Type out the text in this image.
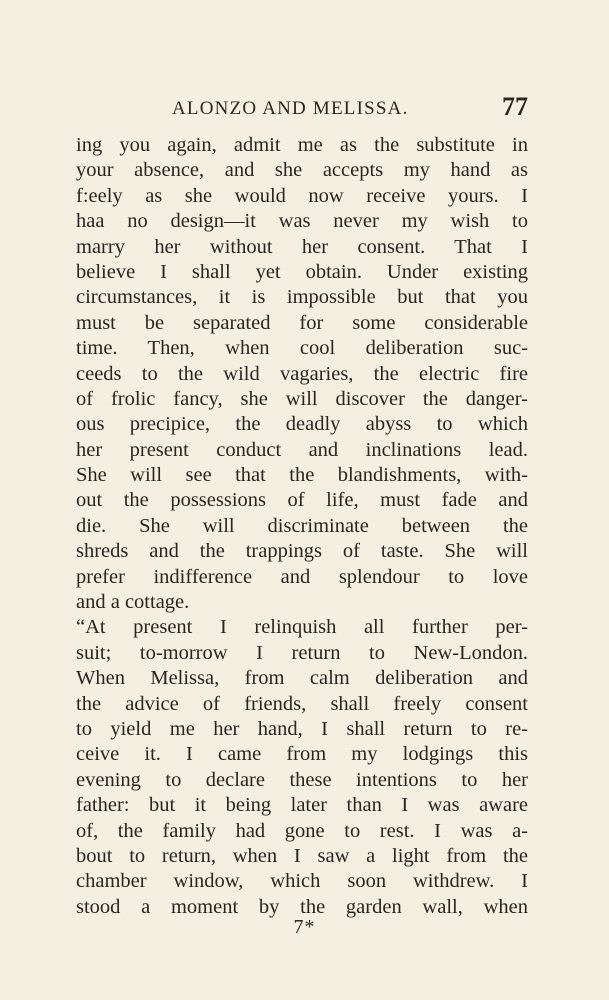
ALONZO AND MELISSA.	77
ing you again, admit me as the substitute in
your absence, and she accepts my hand as
f:eely as she would now receive yours. I
haa no design—it was never my wish to
marry her without her consent. That I
believe I shall yet obtain. Under existing
circumstances, it is impossible but that you
must be separated for some considerable
time. Then, when cool deliberation suc-
ceeds to the wild vagaries, the electric fire
of frolic fancy, she will discover the danger-
ous precipice, the deadly abyss to which
her present conduct and inclinations lead.
She will see that the blandishments, with-
out the possessions of life, must fade and
die. She will discriminate between the
shreds and the trappings of taste. She will
prefer indifference and splendour to love
and a cottage.
“At present I relinquish all further per-
suit; to-morrow I return to New-London.
When Melissa, from calm deliberation and
the advice of friends, shall freely consent
to yield me her hand, I shall return to re-
ceive it. I came from my lodgings this
evening to declare these intentions to her
father: but it being later than I was aware
of, the family had gone to rest. I was a-
bout to return, when I saw a light from the
chamber window, which soon withdrew. I
stood a moment by the garden wall, when
7*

-------------------------

Print the listing above in full, exactly as written. Omit any pictures.

### RESPONSE BELOW
Type out the text in this image.
ALONZO AND MELISSA.	77
ing you again, admit me as the substitute in
your absence, and she accepts my hand as
f:eely as she would now receive yours. I
haa no design—it was never my wish to
marry her without her consent. That I
believe I shall yet obtain. Under existing
circumstances, it is impossible but that you
must be separated for some considerable
time. Then, when cool deliberation suc-
ceeds to the wild vagaries, the electric fire
of frolic fancy, she will discover the danger-
ous precipice, the deadly abyss to which
her present conduct and inclinations lead.
She will see that the blandishments, with-
out the possessions of life, must fade and
die. She will discriminate between the
shreds and the trappings of taste. She will
prefer indifference and splendour to love
and a cottage.
“At present I relinquish all further per-
suit; to-morrow I return to New-London.
When Melissa, from calm deliberation and
the advice of friends, shall freely consent
to yield me her hand, I shall return to re-
ceive it. I came from my lodgings this
evening to declare these intentions to her
father: but it being later than I was aware
of, the family had gone to rest. I was a-
bout to return, when I saw a light from the
chamber window, which soon withdrew. I
stood a moment by the garden wall, when
7*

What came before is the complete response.